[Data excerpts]
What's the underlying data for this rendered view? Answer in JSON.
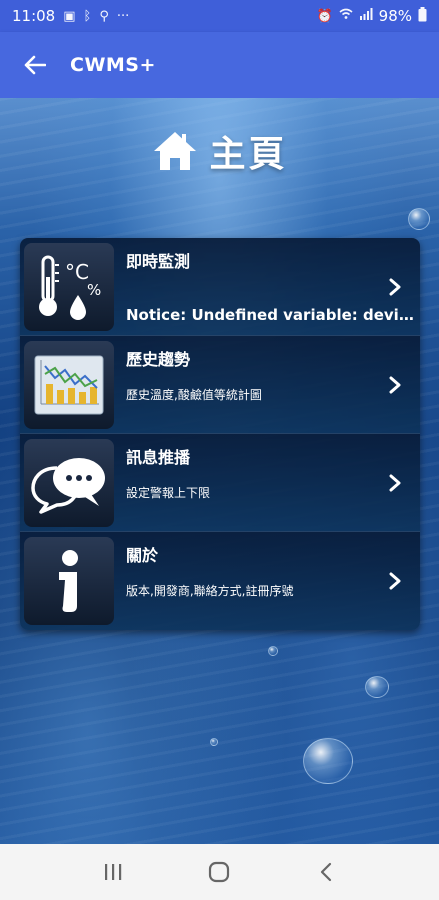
{
  "status_bar": {
    "time": "11:08",
    "more_dots": "···",
    "battery_percent": "98%"
  },
  "app_bar": {
    "title": "CWMS+"
  },
  "page": {
    "title": "主頁"
  },
  "menu": {
    "items": [
      {
        "title": "即時監測",
        "subtitle": "Notice: Undefined variable: devi…",
        "icon": "thermometer-humidity-icon"
      },
      {
        "title": "歷史趨勢",
        "subtitle": "歷史溫度,酸鹼值等統計圖",
        "icon": "bar-chart-icon"
      },
      {
        "title": "訊息推播",
        "subtitle": "設定警報上下限",
        "icon": "chat-bubbles-icon"
      },
      {
        "title": "關於",
        "subtitle": "版本,開發商,聯絡方式,註冊序號",
        "icon": "info-icon"
      }
    ]
  },
  "colors": {
    "app_bar": "#4768df",
    "status_bar": "#3f5fd9",
    "nav_bar": "#f4f4f4"
  }
}
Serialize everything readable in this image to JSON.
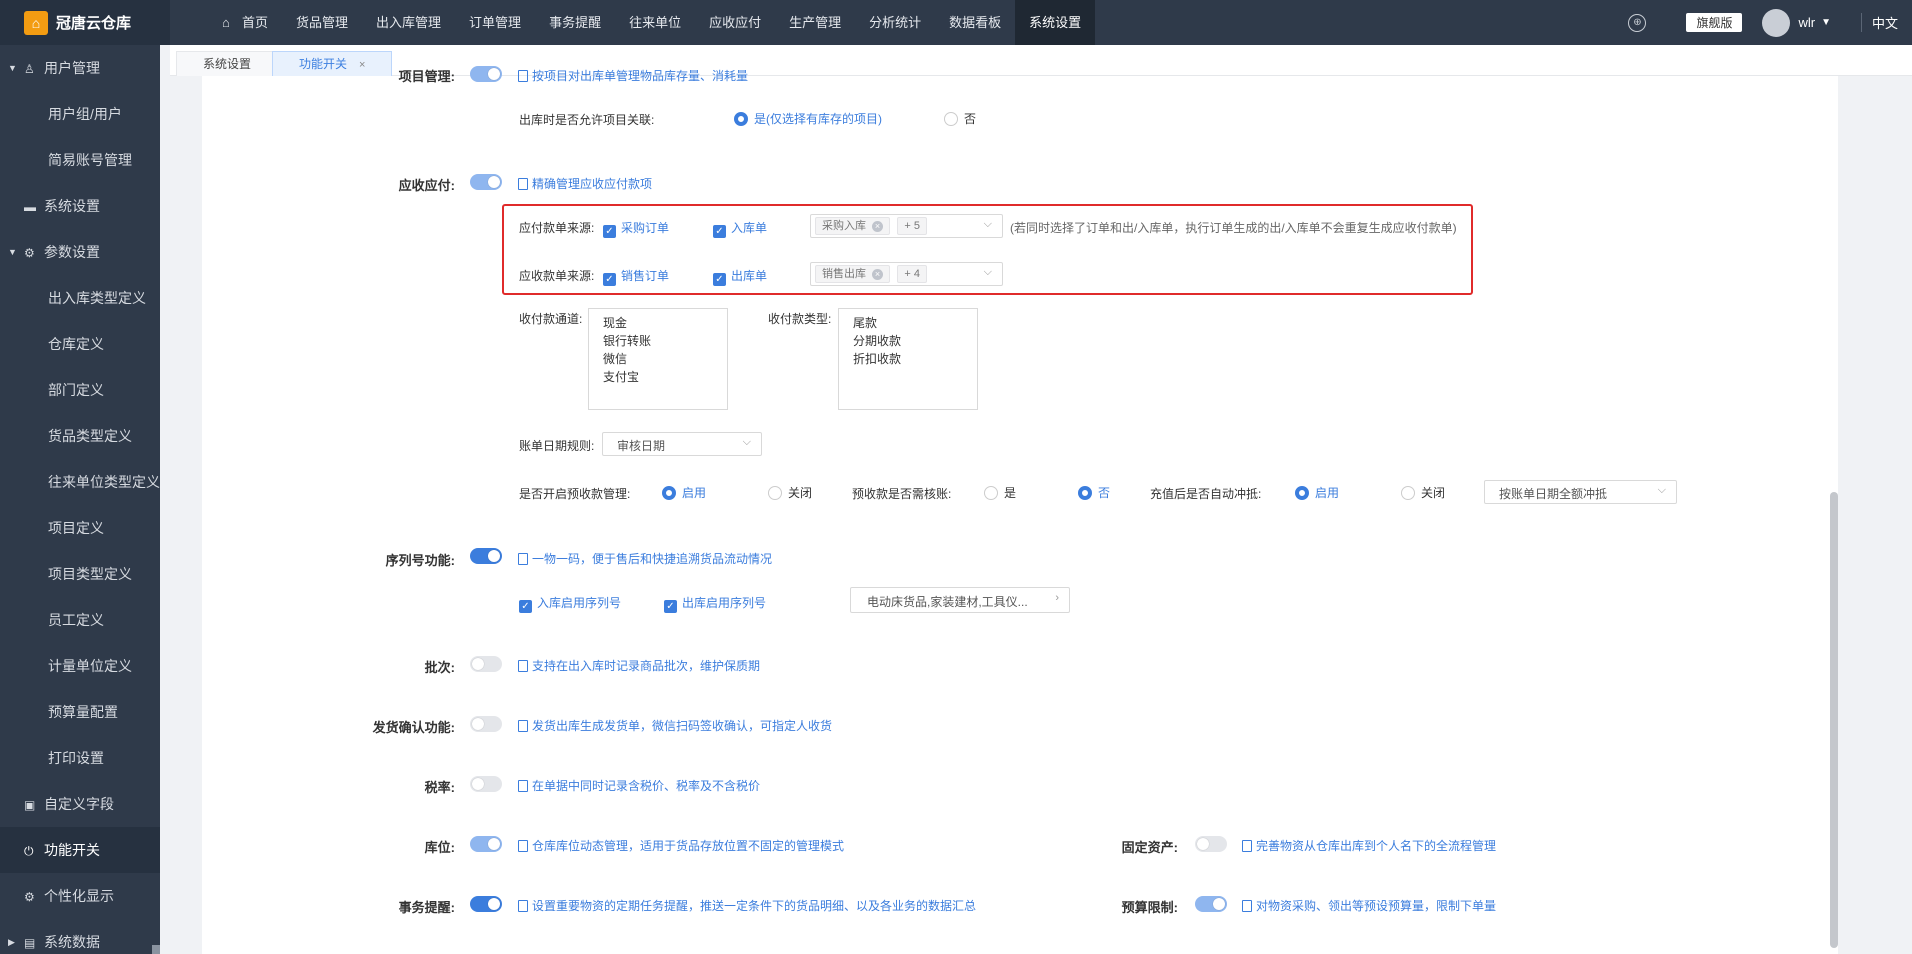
{
  "app": {
    "name": "冠唐云仓库"
  },
  "nav": [
    "首页",
    "货品管理",
    "出入库管理",
    "订单管理",
    "事务提醒",
    "往来单位",
    "应收应付",
    "生产管理",
    "分析统计",
    "数据看板",
    "系统设置"
  ],
  "top": {
    "edition": "旗舰版",
    "user": "wlr",
    "lang": "中文"
  },
  "sidebar": [
    {
      "label": "用户管理",
      "level": 1,
      "icon": "user-icon",
      "expanded": true
    },
    {
      "label": "用户组/用户",
      "level": 2
    },
    {
      "label": "简易账号管理",
      "level": 2
    },
    {
      "label": "系统设置",
      "level": 1,
      "icon": "monitor-icon"
    },
    {
      "label": "参数设置",
      "level": 1,
      "icon": "gear-icon",
      "expanded": true
    },
    {
      "label": "出入库类型定义",
      "level": 2
    },
    {
      "label": "仓库定义",
      "level": 2
    },
    {
      "label": "部门定义",
      "level": 2
    },
    {
      "label": "货品类型定义",
      "level": 2
    },
    {
      "label": "往来单位类型定义",
      "level": 2
    },
    {
      "label": "项目定义",
      "level": 2
    },
    {
      "label": "项目类型定义",
      "level": 2
    },
    {
      "label": "员工定义",
      "level": 2
    },
    {
      "label": "计量单位定义",
      "level": 2
    },
    {
      "label": "预算量配置",
      "level": 2
    },
    {
      "label": "打印设置",
      "level": 2
    },
    {
      "label": "自定义字段",
      "level": 1,
      "icon": "form-icon"
    },
    {
      "label": "功能开关",
      "level": 1,
      "icon": "power-icon",
      "active": true
    },
    {
      "label": "个性化显示",
      "level": 1,
      "icon": "gear-icon"
    },
    {
      "label": "系统数据",
      "level": 1,
      "icon": "database-icon"
    }
  ],
  "tabs": {
    "t1": "系统设置",
    "t2": "功能开关",
    "close": "×"
  },
  "project": {
    "label": "项目管理:",
    "desc": "按项目对出库单管理物品库存量、消耗量",
    "out_link_label": "出库时是否允许项目关联:",
    "opt_yes": "是(仅选择有库存的项目)",
    "opt_no": "否"
  },
  "ar": {
    "label": "应收应付:",
    "desc": "精确管理应收应付款项",
    "pay_src_label": "应付款单来源:",
    "pay_cb1": "采购订单",
    "pay_cb2": "入库单",
    "pay_tag": "采购入库",
    "pay_more": "+ 5",
    "pay_hint": "(若同时选择了订单和出/入库单，执行订单生成的出/入库单不会重复生成应收付款单)",
    "rec_src_label": "应收款单来源:",
    "rec_cb1": "销售订单",
    "rec_cb2": "出库单",
    "rec_tag": "销售出库",
    "rec_more": "+ 4",
    "channel_label": "收付款通道:",
    "channels": [
      "现金",
      "银行转账",
      "微信",
      "支付宝"
    ],
    "type_label": "收付款类型:",
    "types": [
      "尾款",
      "分期收款",
      "折扣收款"
    ],
    "date_rule_label": "账单日期规则:",
    "date_rule_value": "审核日期",
    "prepay_label": "是否开启预收款管理:",
    "prepay_on": "启用",
    "prepay_off": "关闭",
    "audit_label": "预收款是否需核账:",
    "audit_yes": "是",
    "audit_no": "否",
    "offset_label": "充值后是否自动冲抵:",
    "offset_on": "启用",
    "offset_off": "关闭",
    "offset_select": "按账单日期全额冲抵"
  },
  "serial": {
    "label": "序列号功能:",
    "desc": "一物一码，便于售后和快捷追溯货品流动情况",
    "in_cb": "入库启用序列号",
    "out_cb": "出库启用序列号",
    "cat_select": "电动床货品,家装建材,工具仪..."
  },
  "batch": {
    "label": "批次:",
    "desc": "支持在出入库时记录商品批次，维护保质期"
  },
  "delivery": {
    "label": "发货确认功能:",
    "desc": "发货出库生成发货单，微信扫码签收确认，可指定人收货"
  },
  "tax": {
    "label": "税率:",
    "desc": "在单据中同时记录含税价、税率及不含税价"
  },
  "location": {
    "label": "库位:",
    "desc": "仓库库位动态管理，适用于货品存放位置不固定的管理模式"
  },
  "fixed_asset": {
    "label": "固定资产:",
    "desc": "完善物资从仓库出库到个人名下的全流程管理"
  },
  "reminder": {
    "label": "事务提醒:",
    "desc": "设置重要物资的定期任务提醒，推送一定条件下的货品明细、以及各业务的数据汇总"
  },
  "budget": {
    "label": "预算限制:",
    "desc": "对物资采购、领出等预设预算量，限制下单量"
  }
}
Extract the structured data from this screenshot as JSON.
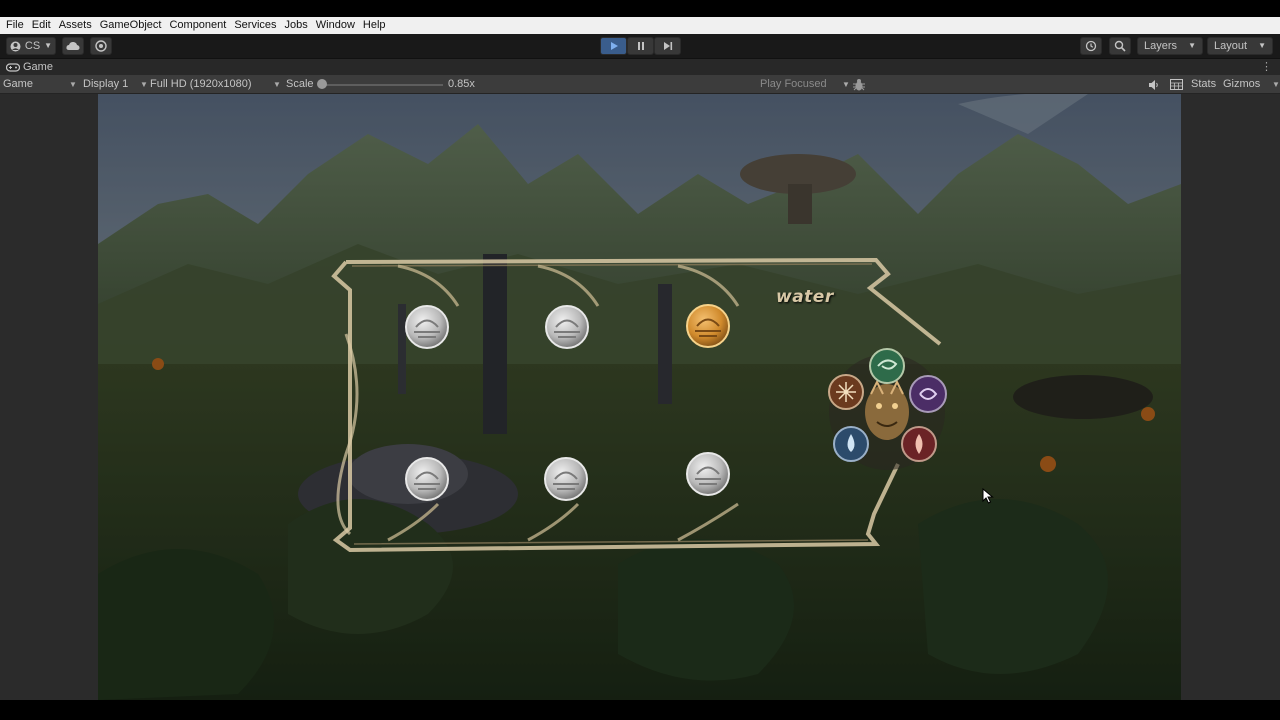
{
  "menu": [
    "File",
    "Edit",
    "Assets",
    "GameObject",
    "Component",
    "Services",
    "Jobs",
    "Window",
    "Help"
  ],
  "toolbar": {
    "account_label": "CS",
    "right_dropdowns": [
      "Layers",
      "Layout"
    ]
  },
  "tab": {
    "label": "Game"
  },
  "gamebar": {
    "view_mode": "Game",
    "display": "Display 1",
    "resolution": "Full HD (1920x1080)",
    "scale_label": "Scale",
    "scale_value": "0.85x",
    "play_mode": "Play Focused",
    "stats": "Stats",
    "gizmos": "Gizmos"
  },
  "game": {
    "selected_element": "water",
    "element_wheel": [
      "wind",
      "void",
      "fire",
      "water",
      "light"
    ],
    "slots": [
      {
        "state": "inactive"
      },
      {
        "state": "inactive"
      },
      {
        "state": "active"
      },
      {
        "state": "inactive"
      },
      {
        "state": "inactive"
      },
      {
        "state": "inactive"
      }
    ],
    "colors": {
      "active_slot": "#d08a2c",
      "inactive_slot": "#b9b9b9",
      "frame": "#d9c9a4",
      "wind": "#2e6b4a",
      "void": "#4b2d66",
      "fire": "#6b2326",
      "water": "#2c4b6b",
      "light": "#6b3a1f"
    }
  }
}
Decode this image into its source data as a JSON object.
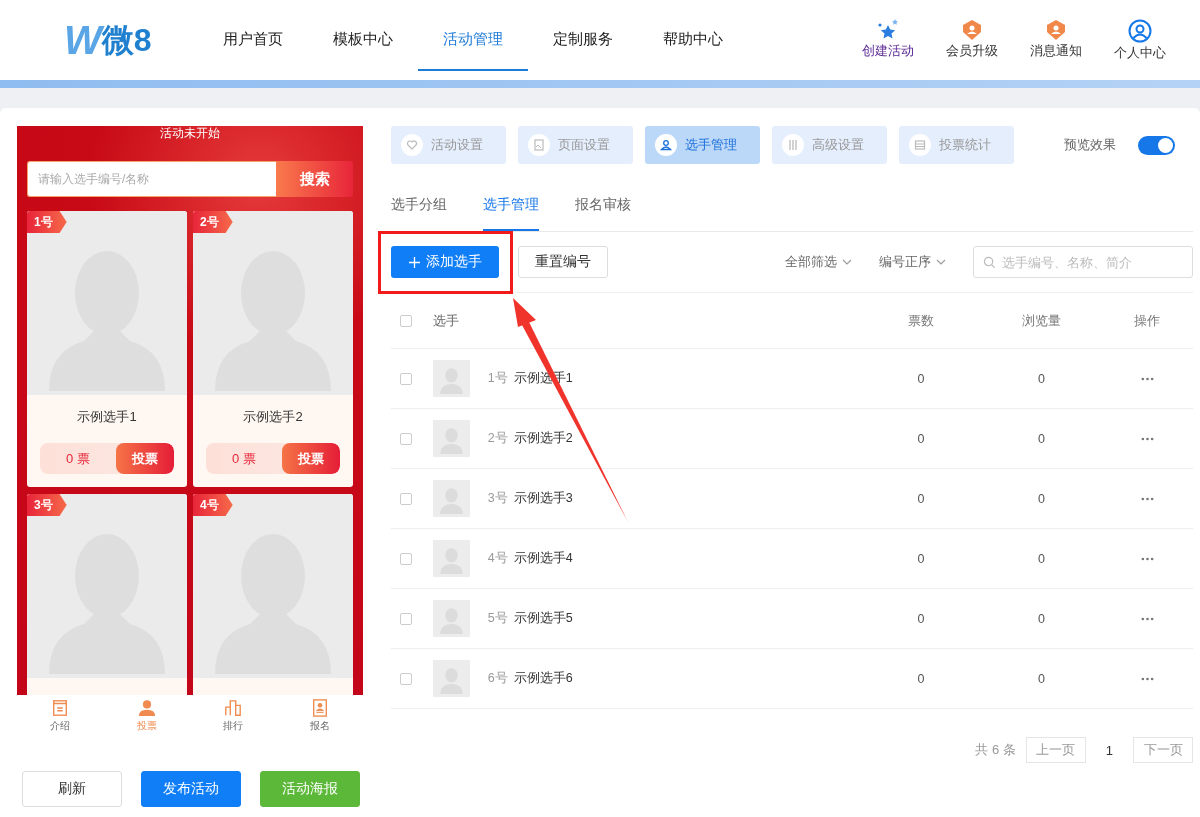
{
  "header": {
    "logo": {
      "mark": "W",
      "name": "微8"
    },
    "nav": [
      {
        "label": "用户首页",
        "selected": false
      },
      {
        "label": "模板中心",
        "selected": false
      },
      {
        "label": "活动管理",
        "selected": true
      },
      {
        "label": "定制服务",
        "selected": false
      },
      {
        "label": "帮助中心",
        "selected": false
      }
    ],
    "actions": [
      {
        "label": "创建活动",
        "kind": "create"
      },
      {
        "label": "会员升级",
        "kind": "badge"
      },
      {
        "label": "消息通知",
        "kind": "badge"
      },
      {
        "label": "个人中心",
        "kind": "user"
      }
    ]
  },
  "preview": {
    "status": "活动未开始",
    "search_placeholder": "请输入选手编号/名称",
    "search_button": "搜索",
    "contestants": [
      {
        "badge": "1号",
        "name": "示例选手1",
        "votes": "0 票",
        "vote_button": "投票"
      },
      {
        "badge": "2号",
        "name": "示例选手2",
        "votes": "0 票",
        "vote_button": "投票"
      },
      {
        "badge": "3号"
      },
      {
        "badge": "4号"
      }
    ],
    "bottom_nav": [
      {
        "label": "介绍",
        "kind": "intro",
        "selected": false
      },
      {
        "label": "投票",
        "kind": "vote",
        "selected": true
      },
      {
        "label": "排行",
        "kind": "rank",
        "selected": false
      },
      {
        "label": "报名",
        "kind": "signup",
        "selected": false
      }
    ]
  },
  "preview_buttons": [
    {
      "label": "刷新",
      "kind": "default"
    },
    {
      "label": "发布活动",
      "kind": "primary"
    },
    {
      "label": "活动海报",
      "kind": "success"
    }
  ],
  "settings_tabs": [
    {
      "label": "活动设置",
      "kind": "heart",
      "selected": false
    },
    {
      "label": "页面设置",
      "kind": "page",
      "selected": false
    },
    {
      "label": "选手管理",
      "kind": "user",
      "selected": true
    },
    {
      "label": "高级设置",
      "kind": "tools",
      "selected": false
    },
    {
      "label": "投票统计",
      "kind": "stats",
      "selected": false
    }
  ],
  "preview_toggle": {
    "label": "预览效果",
    "on": true
  },
  "sub_tabs": [
    {
      "label": "选手分组",
      "selected": false
    },
    {
      "label": "选手管理",
      "selected": true
    },
    {
      "label": "报名审核",
      "selected": false
    }
  ],
  "toolbar": {
    "add_button": "添加选手",
    "reset_button": "重置编号",
    "filters": [
      {
        "label": "全部筛选"
      },
      {
        "label": "编号正序"
      }
    ],
    "search_placeholder": "选手编号、名称、简介"
  },
  "table": {
    "columns": [
      "选手",
      "票数",
      "浏览量",
      "操作"
    ],
    "all_checked": false,
    "rows": [
      {
        "number": "1号",
        "name": "示例选手1",
        "votes": "0",
        "views": "0",
        "checked": false
      },
      {
        "number": "2号",
        "name": "示例选手2",
        "votes": "0",
        "views": "0",
        "checked": false
      },
      {
        "number": "3号",
        "name": "示例选手3",
        "votes": "0",
        "views": "0",
        "checked": false
      },
      {
        "number": "4号",
        "name": "示例选手4",
        "votes": "0",
        "views": "0",
        "checked": false
      },
      {
        "number": "5号",
        "name": "示例选手5",
        "votes": "0",
        "views": "0",
        "checked": false
      },
      {
        "number": "6号",
        "name": "示例选手6",
        "votes": "0",
        "views": "0",
        "checked": false
      }
    ]
  },
  "pagination": {
    "total": "共 6 条",
    "prev": "上一页",
    "page": "1",
    "next": "下一页"
  },
  "annotation": {
    "highlight": true,
    "arrow": true
  }
}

• [The exercise]: Select the lines that carry the string "number" and copy them.

• [Reply]:
        "number": "1号",
        "number": "2号",
        "number": "3号",
        "number": "4号",
        "number": "5号",
        "number": "6号",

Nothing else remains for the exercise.